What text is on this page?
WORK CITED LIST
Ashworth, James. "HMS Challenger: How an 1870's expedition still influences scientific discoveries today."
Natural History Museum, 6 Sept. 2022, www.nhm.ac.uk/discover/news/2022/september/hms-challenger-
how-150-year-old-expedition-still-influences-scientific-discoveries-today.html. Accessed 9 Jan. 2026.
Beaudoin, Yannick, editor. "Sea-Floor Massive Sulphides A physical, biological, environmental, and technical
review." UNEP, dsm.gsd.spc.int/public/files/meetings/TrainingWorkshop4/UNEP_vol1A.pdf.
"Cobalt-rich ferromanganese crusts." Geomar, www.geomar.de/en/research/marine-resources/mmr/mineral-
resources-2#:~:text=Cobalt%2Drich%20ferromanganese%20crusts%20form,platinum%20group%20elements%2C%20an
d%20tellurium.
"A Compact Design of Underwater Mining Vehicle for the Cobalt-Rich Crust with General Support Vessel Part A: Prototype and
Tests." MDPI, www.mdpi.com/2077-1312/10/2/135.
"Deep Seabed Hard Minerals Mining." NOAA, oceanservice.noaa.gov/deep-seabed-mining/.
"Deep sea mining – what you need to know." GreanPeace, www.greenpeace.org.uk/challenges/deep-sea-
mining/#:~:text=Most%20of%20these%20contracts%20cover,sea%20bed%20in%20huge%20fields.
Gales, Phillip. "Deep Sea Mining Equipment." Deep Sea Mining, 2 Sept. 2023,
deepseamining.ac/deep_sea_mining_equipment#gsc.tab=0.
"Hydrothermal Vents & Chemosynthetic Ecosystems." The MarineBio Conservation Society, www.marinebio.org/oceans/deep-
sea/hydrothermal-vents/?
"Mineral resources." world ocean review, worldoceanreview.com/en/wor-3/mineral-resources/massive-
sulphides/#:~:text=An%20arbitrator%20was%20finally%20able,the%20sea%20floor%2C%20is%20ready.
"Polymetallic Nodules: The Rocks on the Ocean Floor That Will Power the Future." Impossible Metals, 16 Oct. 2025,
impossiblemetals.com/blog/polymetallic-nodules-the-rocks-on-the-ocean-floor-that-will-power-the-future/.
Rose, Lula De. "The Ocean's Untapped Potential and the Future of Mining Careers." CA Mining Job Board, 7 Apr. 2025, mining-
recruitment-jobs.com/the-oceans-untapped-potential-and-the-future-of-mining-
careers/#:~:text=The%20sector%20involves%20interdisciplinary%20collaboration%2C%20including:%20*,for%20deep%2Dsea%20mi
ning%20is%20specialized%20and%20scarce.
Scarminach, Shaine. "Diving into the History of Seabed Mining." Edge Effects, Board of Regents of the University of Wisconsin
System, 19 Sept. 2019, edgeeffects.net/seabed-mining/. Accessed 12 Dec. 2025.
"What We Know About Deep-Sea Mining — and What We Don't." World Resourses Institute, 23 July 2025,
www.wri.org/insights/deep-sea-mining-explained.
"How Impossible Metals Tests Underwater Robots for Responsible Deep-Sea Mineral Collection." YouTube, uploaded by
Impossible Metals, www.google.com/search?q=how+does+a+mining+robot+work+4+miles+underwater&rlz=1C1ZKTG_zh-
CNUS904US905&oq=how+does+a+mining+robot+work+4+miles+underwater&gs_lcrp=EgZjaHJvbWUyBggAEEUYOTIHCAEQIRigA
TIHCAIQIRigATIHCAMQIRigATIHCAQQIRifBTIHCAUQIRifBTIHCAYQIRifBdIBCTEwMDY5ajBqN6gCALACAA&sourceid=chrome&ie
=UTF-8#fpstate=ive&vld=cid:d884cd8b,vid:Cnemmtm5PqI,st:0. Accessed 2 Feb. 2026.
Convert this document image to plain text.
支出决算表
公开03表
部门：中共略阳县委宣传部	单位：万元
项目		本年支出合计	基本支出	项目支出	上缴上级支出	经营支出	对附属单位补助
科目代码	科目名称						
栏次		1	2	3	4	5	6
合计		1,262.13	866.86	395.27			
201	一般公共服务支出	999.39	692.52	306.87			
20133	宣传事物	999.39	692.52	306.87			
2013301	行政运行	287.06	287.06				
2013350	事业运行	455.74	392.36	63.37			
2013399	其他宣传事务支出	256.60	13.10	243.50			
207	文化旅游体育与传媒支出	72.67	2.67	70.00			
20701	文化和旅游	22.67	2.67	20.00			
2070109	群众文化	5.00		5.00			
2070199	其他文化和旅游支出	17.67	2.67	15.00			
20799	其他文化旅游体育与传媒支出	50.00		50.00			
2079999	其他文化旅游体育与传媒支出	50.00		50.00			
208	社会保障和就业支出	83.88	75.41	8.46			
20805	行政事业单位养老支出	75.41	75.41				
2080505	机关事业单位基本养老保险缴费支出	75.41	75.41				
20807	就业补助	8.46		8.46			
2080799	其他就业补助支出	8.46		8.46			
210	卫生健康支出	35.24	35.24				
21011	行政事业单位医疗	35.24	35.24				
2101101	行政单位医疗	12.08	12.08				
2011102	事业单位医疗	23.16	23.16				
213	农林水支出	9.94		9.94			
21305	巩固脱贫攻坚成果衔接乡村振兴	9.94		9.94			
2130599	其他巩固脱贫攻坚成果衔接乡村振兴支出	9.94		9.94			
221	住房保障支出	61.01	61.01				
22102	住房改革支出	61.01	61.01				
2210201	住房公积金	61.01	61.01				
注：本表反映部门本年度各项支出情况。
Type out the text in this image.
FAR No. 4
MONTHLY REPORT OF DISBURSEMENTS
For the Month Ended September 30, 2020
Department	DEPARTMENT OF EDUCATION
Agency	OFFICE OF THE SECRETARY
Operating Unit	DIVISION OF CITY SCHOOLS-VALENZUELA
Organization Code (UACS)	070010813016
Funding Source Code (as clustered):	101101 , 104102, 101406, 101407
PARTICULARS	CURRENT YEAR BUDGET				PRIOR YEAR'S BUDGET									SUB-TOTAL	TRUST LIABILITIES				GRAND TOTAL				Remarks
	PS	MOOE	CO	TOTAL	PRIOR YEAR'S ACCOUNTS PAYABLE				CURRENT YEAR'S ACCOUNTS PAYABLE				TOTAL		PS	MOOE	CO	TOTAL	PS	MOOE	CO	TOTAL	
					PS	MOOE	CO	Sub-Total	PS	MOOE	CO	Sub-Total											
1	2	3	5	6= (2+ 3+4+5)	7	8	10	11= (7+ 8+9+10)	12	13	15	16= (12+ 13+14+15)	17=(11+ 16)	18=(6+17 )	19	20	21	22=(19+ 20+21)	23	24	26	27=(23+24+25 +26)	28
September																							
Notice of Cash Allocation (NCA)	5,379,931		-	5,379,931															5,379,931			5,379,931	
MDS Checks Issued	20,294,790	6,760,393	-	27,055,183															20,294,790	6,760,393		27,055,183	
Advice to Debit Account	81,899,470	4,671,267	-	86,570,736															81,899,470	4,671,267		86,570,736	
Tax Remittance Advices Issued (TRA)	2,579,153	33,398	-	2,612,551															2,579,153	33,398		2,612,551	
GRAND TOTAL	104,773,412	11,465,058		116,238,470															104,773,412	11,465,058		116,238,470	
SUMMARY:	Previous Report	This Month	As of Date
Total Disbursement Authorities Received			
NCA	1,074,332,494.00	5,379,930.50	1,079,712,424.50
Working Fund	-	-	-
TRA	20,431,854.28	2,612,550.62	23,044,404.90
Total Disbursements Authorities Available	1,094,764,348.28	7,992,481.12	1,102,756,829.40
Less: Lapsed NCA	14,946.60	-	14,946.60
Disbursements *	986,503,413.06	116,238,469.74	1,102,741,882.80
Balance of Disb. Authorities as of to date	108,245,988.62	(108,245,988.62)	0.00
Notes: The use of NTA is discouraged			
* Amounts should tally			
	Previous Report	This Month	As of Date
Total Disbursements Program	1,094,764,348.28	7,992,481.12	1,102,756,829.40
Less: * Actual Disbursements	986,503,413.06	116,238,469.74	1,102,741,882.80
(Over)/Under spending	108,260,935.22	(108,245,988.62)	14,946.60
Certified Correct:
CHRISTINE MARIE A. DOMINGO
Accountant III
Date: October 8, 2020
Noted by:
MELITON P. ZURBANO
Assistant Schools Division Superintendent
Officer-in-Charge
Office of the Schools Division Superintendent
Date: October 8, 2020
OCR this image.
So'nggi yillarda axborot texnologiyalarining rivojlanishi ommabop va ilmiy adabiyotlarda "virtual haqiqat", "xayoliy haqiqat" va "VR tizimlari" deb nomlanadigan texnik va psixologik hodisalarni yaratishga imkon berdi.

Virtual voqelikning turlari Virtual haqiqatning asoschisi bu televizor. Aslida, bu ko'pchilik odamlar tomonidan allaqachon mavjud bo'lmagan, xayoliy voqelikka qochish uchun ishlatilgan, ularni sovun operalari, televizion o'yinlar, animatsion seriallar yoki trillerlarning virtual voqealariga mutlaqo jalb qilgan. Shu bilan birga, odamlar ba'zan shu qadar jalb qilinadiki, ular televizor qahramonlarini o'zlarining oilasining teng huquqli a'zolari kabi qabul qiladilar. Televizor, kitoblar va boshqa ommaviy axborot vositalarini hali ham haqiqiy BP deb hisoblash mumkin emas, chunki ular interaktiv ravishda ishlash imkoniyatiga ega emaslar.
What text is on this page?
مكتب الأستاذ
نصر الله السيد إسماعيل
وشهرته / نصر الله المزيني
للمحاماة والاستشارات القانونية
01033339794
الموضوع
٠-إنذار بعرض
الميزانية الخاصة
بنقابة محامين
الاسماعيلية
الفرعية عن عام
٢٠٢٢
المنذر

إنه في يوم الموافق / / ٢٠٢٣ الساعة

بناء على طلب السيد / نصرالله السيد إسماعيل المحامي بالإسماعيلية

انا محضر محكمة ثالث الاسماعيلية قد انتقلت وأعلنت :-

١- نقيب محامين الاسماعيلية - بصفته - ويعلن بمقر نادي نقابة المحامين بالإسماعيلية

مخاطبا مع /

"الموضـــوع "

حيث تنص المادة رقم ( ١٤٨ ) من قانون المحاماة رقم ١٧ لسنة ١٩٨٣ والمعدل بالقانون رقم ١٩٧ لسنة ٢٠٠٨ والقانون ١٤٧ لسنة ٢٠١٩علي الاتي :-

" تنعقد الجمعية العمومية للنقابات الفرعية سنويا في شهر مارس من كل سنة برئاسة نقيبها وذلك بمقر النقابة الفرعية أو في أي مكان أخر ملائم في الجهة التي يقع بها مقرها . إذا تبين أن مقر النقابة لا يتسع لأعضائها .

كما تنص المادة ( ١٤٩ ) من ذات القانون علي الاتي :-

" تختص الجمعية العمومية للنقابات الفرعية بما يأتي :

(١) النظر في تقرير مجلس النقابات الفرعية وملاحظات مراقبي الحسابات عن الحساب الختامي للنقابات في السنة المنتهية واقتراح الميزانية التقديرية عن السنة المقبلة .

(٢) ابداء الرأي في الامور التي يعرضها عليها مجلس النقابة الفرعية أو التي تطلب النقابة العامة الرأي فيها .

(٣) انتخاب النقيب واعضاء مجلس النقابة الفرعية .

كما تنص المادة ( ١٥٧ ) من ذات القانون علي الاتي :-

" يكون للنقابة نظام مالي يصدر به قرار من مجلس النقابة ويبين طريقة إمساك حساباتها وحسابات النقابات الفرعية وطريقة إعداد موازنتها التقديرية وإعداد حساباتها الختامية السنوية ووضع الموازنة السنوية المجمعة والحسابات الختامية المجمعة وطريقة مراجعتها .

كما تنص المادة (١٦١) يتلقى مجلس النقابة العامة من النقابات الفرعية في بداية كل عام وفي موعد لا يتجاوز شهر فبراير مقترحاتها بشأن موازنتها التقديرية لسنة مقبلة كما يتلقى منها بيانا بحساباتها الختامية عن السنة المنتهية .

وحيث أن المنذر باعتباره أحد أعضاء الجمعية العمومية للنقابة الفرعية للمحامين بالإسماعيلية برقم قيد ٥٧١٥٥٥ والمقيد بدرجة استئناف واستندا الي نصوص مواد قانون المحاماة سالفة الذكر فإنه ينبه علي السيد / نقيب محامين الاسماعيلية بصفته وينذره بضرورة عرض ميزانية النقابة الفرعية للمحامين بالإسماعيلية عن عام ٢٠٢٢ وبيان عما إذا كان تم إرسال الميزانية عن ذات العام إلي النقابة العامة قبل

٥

INSTRUCTION: From the listing, tally every line with the word "influences" in it and give only the tally.

RESULT BELOW: 2